— DATASET EXCERPTS —
>>

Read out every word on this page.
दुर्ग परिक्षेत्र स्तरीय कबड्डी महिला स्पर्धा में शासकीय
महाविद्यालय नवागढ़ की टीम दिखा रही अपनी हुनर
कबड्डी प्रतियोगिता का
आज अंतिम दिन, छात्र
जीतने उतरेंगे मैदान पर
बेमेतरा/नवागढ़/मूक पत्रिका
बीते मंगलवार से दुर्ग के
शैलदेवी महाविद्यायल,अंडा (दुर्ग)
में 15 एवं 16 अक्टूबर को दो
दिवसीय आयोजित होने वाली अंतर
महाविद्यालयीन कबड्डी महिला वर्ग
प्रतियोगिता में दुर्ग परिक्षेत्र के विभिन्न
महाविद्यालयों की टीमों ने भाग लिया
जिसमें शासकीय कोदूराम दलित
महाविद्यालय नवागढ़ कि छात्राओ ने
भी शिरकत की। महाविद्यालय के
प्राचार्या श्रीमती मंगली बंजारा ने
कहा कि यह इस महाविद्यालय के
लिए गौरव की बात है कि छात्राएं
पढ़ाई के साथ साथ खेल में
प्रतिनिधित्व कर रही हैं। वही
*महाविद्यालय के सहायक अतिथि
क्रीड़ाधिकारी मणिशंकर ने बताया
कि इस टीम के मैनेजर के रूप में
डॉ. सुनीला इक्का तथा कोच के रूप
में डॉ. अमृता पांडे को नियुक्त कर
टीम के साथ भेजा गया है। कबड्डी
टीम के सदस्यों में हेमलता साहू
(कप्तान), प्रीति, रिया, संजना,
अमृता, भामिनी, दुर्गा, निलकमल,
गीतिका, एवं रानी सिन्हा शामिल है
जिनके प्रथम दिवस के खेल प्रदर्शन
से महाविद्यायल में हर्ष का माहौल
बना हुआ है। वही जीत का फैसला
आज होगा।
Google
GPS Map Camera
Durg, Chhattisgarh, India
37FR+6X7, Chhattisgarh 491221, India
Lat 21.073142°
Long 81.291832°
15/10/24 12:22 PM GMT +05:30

<<

— WRITTEN EXERCISE —
Show every line in the records above that contains the word "Chhattisgarh".

— ANSWER IN FULL —
Durg, Chhattisgarh, India
37FR+6X7, Chhattisgarh 491221, India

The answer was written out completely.